— Start —

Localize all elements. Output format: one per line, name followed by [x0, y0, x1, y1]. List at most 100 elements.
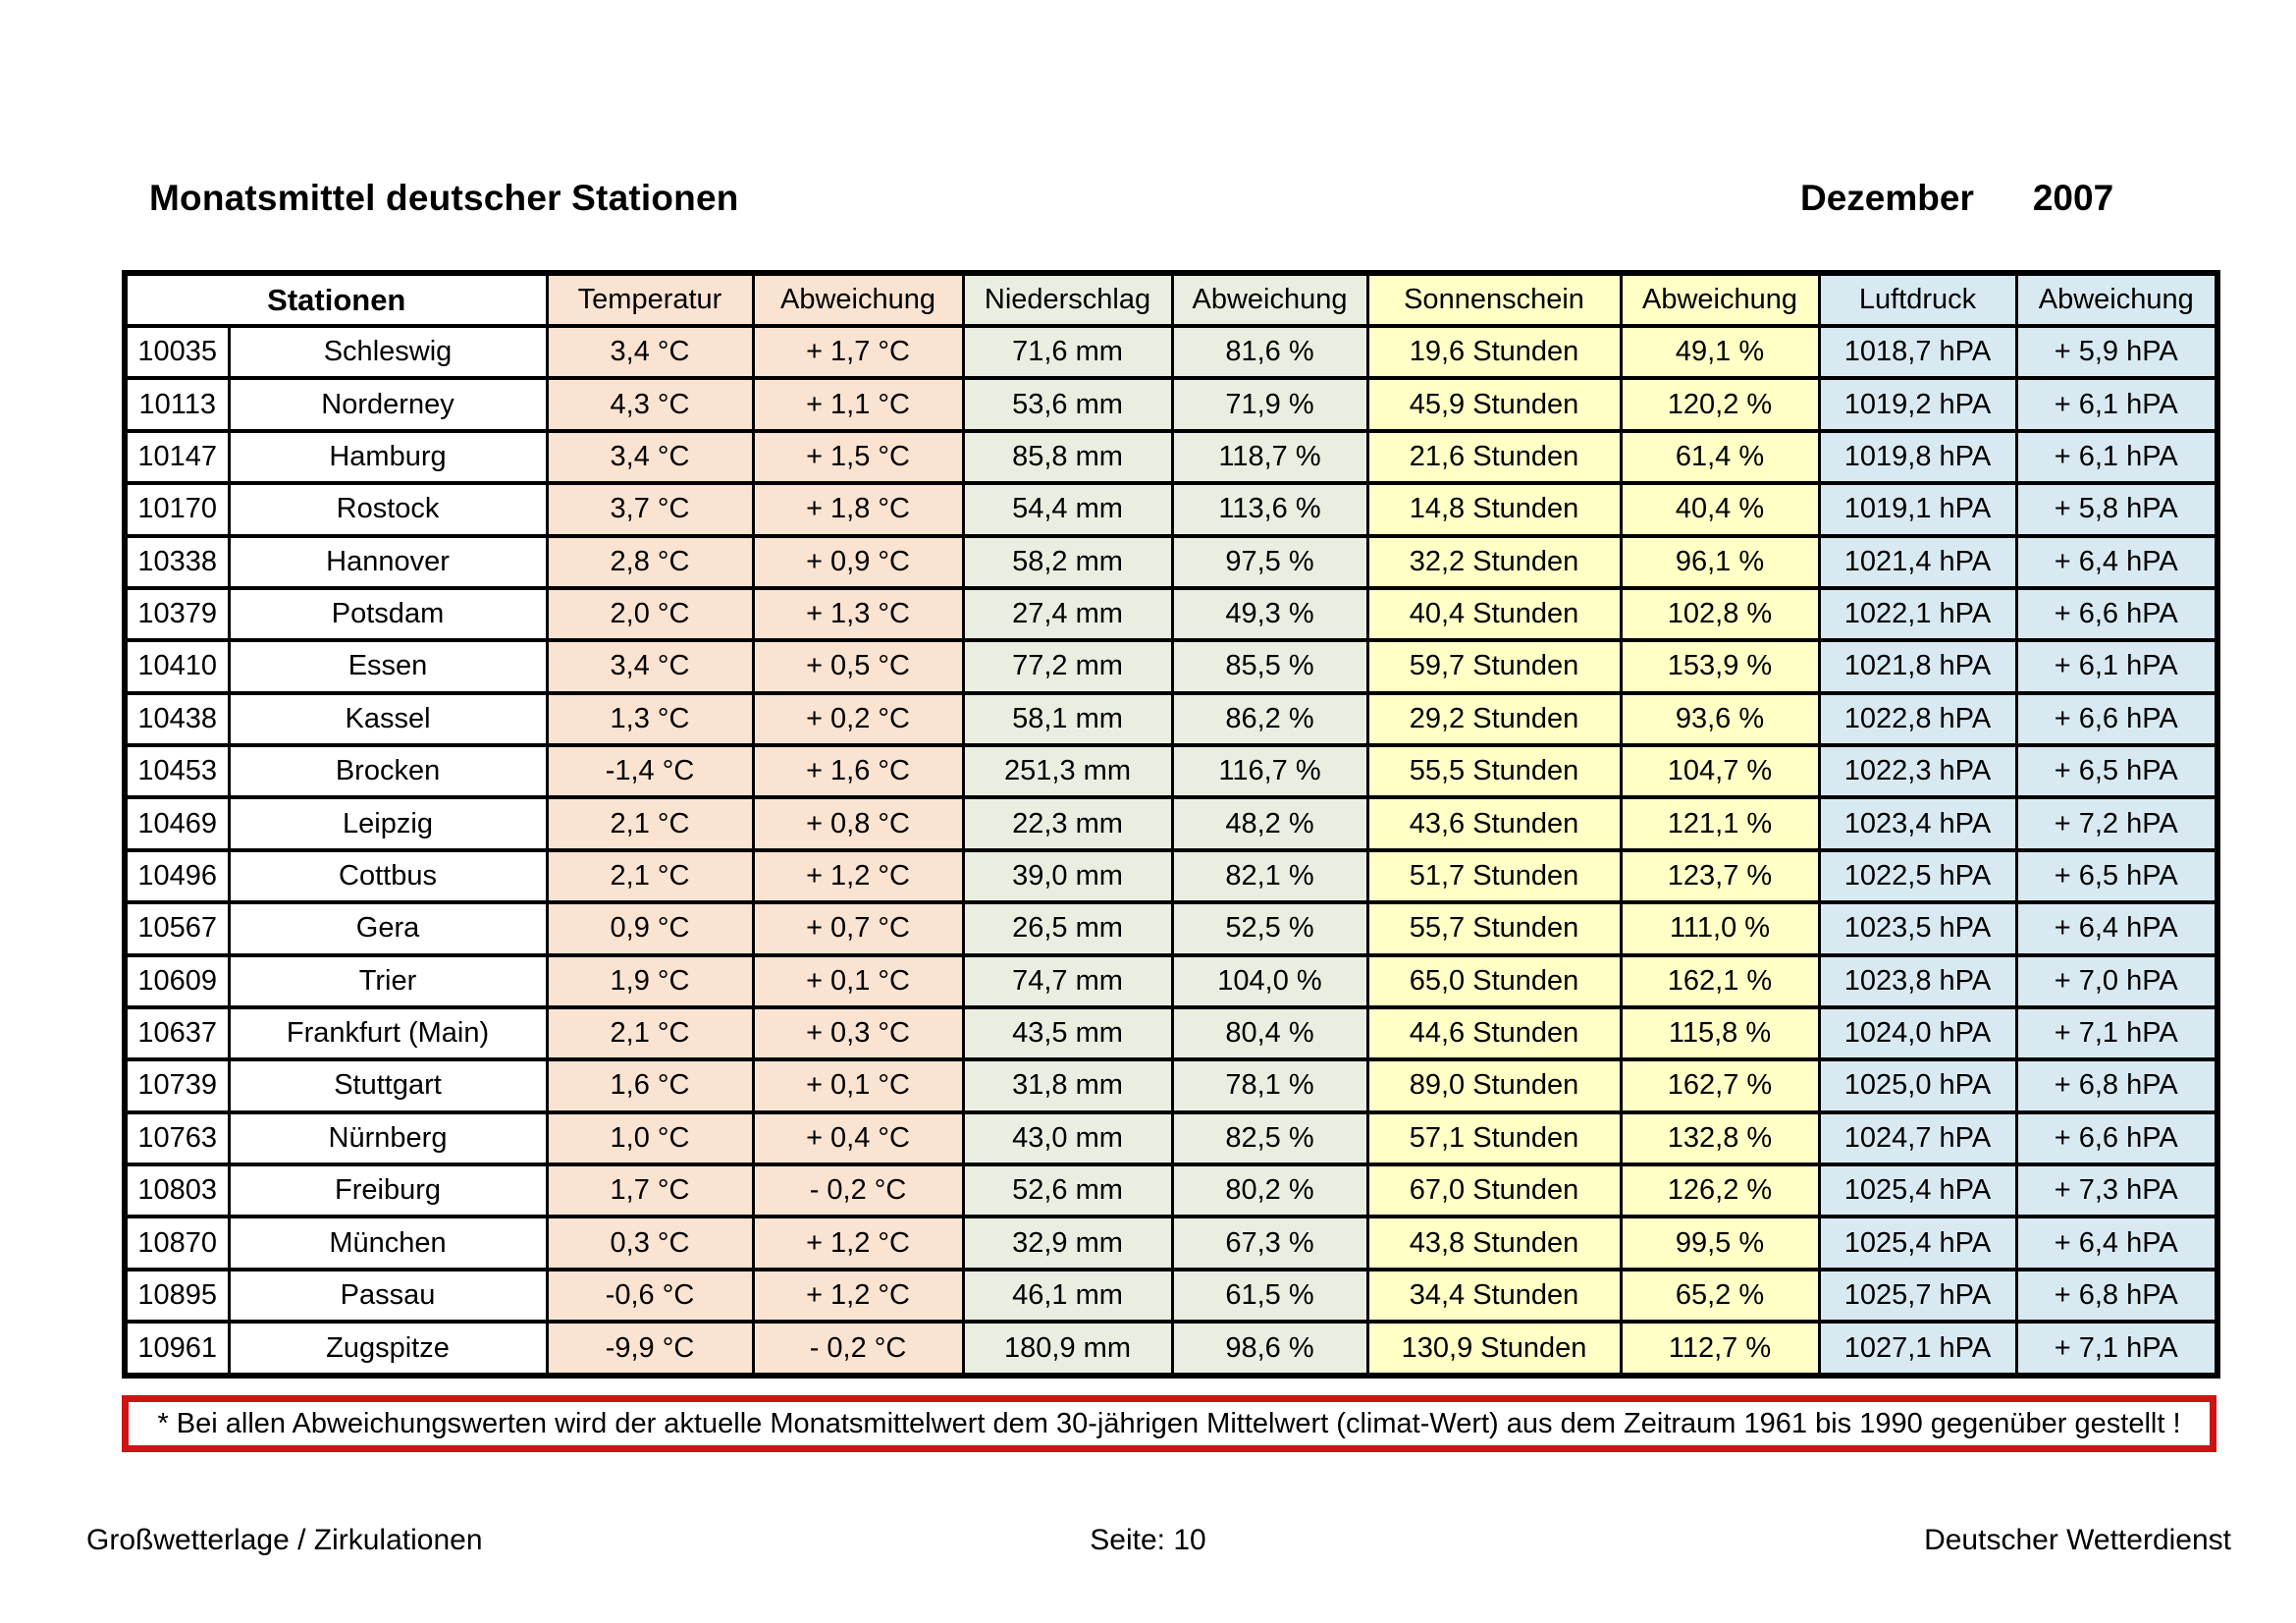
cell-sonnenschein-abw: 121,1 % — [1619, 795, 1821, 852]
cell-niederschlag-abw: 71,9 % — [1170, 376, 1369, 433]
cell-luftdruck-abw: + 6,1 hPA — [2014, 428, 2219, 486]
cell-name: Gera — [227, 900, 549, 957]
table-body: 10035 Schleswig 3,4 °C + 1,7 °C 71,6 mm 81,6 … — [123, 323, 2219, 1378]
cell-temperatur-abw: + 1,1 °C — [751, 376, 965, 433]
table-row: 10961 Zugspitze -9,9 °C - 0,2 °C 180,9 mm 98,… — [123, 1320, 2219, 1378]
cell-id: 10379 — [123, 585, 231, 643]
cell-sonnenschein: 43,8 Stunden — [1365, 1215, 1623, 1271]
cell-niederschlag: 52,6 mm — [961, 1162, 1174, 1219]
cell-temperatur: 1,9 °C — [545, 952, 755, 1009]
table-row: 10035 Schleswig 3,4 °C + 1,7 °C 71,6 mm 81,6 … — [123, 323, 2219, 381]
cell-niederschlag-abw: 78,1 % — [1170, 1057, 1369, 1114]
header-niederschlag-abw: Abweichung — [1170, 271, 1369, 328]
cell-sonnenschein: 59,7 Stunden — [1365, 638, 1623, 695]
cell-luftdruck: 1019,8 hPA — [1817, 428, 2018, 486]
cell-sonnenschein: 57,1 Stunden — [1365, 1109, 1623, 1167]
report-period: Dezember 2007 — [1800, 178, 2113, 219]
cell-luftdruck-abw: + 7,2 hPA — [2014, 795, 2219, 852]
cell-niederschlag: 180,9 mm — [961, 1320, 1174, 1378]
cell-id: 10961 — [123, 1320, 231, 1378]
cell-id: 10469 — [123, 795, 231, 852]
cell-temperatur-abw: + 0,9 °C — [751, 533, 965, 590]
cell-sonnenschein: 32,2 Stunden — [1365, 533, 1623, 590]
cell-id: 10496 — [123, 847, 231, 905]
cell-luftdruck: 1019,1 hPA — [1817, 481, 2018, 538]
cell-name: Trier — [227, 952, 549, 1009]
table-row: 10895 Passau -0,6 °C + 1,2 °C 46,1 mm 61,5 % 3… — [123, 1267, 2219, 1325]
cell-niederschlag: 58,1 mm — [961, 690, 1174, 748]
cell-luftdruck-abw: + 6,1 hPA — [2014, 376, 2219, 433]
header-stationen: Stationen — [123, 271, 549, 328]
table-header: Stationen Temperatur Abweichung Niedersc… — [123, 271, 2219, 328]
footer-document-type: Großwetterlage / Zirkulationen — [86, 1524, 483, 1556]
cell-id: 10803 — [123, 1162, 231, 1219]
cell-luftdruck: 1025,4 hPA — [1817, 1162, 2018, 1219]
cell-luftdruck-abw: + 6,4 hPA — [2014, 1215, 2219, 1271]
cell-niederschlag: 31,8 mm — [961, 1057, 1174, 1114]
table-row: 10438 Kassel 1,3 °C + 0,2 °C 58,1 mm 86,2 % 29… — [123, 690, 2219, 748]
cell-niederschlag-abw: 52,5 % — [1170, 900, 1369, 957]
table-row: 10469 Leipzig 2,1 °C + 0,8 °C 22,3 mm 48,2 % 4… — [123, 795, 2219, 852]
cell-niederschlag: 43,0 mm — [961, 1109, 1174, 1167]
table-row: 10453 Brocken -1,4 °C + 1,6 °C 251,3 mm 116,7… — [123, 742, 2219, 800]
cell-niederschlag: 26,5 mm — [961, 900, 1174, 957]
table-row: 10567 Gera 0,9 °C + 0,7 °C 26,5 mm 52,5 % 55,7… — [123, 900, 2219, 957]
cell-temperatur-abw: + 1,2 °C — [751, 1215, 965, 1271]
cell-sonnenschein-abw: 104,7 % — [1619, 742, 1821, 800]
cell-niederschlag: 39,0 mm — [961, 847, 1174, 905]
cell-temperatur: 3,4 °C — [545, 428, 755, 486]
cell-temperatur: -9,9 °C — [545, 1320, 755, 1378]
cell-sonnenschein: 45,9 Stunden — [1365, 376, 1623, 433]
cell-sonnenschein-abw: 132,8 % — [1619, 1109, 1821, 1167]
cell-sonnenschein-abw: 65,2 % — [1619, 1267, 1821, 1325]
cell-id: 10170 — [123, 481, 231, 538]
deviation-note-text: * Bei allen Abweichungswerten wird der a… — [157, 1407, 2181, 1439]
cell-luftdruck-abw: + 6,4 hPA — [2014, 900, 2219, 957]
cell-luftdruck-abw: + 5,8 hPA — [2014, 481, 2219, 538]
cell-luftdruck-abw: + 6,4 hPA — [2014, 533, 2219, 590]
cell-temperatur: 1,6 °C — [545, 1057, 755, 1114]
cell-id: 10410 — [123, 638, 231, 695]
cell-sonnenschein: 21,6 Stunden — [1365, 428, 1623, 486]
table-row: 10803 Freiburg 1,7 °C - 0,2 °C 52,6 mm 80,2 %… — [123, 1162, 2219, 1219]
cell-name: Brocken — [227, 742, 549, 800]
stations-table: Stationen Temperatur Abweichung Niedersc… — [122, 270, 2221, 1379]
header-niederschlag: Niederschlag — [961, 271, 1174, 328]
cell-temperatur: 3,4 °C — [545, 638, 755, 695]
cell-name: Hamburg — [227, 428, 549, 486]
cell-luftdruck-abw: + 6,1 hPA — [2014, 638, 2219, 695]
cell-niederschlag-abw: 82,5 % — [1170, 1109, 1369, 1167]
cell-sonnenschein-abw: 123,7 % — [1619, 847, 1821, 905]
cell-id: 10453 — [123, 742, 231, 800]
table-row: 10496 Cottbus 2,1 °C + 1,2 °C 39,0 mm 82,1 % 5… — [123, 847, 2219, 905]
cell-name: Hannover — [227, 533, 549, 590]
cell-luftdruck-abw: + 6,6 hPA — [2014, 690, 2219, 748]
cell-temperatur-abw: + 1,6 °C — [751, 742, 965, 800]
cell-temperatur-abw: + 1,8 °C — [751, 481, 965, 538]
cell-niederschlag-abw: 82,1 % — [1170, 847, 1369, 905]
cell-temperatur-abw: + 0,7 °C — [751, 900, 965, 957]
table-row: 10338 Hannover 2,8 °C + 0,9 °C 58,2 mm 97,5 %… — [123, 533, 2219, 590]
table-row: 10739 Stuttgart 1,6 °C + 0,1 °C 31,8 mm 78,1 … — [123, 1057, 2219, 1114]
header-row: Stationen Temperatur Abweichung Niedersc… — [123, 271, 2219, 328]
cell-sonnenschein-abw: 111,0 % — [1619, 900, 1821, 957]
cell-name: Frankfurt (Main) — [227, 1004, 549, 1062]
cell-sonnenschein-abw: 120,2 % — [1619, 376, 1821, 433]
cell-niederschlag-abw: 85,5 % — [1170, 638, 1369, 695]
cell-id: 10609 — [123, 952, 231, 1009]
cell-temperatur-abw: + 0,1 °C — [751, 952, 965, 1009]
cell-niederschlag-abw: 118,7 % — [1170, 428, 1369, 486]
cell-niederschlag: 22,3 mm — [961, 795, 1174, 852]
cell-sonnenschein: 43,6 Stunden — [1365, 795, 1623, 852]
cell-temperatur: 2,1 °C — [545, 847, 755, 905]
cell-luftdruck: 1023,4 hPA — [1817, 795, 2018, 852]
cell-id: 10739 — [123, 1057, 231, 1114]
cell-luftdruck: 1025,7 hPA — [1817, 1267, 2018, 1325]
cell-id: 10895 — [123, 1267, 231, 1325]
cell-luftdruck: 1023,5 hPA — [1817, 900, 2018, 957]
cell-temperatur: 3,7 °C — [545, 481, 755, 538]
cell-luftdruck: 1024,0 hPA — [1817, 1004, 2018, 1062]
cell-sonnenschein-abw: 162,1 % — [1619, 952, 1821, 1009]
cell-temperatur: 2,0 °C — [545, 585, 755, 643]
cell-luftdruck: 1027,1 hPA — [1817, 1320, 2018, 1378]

— End —
— Start —

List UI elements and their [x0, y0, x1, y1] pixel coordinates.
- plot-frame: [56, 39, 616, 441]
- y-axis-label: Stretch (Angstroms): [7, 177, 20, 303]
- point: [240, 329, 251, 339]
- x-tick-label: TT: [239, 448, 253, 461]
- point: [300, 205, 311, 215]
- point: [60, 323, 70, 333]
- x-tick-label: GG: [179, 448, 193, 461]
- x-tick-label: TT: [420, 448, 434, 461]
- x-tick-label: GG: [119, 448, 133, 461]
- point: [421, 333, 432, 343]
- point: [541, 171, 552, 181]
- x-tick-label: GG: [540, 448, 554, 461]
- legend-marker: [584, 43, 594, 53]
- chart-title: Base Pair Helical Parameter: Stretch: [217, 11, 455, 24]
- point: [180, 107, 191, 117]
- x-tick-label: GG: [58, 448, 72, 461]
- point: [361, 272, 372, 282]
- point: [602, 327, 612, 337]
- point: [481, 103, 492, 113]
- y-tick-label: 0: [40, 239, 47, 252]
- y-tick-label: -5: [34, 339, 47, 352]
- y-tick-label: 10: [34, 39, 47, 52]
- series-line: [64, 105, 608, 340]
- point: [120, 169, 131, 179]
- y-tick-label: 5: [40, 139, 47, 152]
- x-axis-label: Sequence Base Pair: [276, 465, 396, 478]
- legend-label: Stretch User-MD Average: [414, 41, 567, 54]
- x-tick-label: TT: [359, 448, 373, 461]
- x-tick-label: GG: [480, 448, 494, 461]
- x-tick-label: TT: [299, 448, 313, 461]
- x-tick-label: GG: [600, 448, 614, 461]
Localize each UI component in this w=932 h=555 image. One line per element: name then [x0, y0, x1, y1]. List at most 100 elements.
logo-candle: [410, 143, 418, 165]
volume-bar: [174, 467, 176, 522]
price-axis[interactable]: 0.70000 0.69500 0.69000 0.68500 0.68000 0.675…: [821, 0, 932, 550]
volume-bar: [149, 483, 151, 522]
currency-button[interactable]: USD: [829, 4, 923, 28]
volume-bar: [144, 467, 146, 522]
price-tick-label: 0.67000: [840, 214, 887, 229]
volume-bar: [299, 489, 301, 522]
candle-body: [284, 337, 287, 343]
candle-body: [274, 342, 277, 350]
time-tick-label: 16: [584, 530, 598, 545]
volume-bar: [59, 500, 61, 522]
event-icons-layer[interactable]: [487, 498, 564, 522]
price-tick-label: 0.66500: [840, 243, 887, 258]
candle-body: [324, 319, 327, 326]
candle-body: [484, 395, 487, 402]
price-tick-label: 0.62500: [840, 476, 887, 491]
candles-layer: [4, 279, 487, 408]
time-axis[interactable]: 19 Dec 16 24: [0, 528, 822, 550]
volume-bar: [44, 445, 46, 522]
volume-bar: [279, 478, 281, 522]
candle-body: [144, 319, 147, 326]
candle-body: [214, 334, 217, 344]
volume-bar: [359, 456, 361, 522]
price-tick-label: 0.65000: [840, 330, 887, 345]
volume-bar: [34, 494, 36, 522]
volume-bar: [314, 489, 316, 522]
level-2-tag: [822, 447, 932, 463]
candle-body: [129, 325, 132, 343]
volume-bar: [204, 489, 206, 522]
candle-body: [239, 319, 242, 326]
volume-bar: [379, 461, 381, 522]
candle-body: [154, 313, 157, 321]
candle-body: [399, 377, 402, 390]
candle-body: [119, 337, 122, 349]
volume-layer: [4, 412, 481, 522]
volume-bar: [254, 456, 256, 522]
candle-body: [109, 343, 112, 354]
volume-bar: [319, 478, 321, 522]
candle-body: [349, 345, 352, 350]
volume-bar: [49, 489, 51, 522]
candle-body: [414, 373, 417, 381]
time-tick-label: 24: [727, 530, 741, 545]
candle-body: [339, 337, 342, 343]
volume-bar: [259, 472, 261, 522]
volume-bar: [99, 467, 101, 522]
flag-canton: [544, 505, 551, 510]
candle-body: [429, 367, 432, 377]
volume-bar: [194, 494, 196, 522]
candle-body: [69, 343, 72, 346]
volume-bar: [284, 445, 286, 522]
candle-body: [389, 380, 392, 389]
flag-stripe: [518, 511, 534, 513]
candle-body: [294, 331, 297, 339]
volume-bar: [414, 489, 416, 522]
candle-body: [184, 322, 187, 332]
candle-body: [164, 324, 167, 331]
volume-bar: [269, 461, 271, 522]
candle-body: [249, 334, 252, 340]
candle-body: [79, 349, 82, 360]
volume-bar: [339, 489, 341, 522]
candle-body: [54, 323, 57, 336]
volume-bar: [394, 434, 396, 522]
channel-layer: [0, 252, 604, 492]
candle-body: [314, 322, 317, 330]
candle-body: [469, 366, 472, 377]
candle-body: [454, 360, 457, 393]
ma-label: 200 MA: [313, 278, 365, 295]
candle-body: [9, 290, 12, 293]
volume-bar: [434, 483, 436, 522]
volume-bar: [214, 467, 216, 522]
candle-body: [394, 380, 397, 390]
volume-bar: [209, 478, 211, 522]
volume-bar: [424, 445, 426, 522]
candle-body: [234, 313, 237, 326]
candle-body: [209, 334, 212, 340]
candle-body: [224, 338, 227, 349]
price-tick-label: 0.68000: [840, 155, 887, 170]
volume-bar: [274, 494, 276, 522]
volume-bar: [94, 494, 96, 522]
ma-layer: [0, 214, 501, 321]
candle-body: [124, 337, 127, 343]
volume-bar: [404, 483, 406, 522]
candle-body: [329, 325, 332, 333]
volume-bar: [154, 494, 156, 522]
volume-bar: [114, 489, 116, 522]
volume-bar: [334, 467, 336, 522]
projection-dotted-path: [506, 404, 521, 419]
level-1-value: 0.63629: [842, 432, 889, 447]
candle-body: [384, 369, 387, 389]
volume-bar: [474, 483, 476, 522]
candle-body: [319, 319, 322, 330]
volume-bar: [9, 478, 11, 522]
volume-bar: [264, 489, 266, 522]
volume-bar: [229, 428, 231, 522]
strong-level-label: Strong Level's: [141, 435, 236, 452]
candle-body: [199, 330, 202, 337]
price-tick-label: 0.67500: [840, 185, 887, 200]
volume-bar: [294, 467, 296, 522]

— End —
— Start —

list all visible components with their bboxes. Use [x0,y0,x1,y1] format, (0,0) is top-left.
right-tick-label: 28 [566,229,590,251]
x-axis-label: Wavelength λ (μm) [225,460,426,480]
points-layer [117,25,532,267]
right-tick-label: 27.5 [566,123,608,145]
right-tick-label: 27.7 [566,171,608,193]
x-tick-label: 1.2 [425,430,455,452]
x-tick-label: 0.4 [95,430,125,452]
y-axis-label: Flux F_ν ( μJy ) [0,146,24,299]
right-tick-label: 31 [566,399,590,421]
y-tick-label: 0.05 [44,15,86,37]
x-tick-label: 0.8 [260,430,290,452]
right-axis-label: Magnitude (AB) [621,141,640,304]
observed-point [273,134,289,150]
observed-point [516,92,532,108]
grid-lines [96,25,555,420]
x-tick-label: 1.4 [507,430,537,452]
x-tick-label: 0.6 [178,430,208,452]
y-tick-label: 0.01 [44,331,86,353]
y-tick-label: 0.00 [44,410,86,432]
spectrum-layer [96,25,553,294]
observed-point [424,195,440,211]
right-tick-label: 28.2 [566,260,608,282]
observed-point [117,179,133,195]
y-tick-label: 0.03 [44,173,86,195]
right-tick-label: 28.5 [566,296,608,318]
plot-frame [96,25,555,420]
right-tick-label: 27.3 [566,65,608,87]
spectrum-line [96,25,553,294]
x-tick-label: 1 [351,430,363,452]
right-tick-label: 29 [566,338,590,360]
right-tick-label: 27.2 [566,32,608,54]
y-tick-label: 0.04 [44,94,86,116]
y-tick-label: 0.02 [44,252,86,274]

— End —

- **Task brief**
Copy out the listing above word for word, beginning at the line with "List UI elements" and continuing through the line with "- point: [180, 107, 191, 117]", both included.

- **Result for this task**
List UI elements and their [x0, y0, x1, y1] pixel coordinates.
- plot-frame: [56, 39, 616, 441]
- y-axis-label: Stretch (Angstroms): [7, 177, 20, 303]
- point: [240, 329, 251, 339]
- x-tick-label: TT: [239, 448, 253, 461]
- point: [300, 205, 311, 215]
- point: [60, 323, 70, 333]
- x-tick-label: GG: [179, 448, 193, 461]
- x-tick-label: TT: [420, 448, 434, 461]
- x-tick-label: GG: [119, 448, 133, 461]
- point: [421, 333, 432, 343]
- point: [541, 171, 552, 181]
- x-tick-label: GG: [540, 448, 554, 461]
- legend-marker: [584, 43, 594, 53]
- chart-title: Base Pair Helical Parameter: Stretch: [217, 11, 455, 24]
- point: [180, 107, 191, 117]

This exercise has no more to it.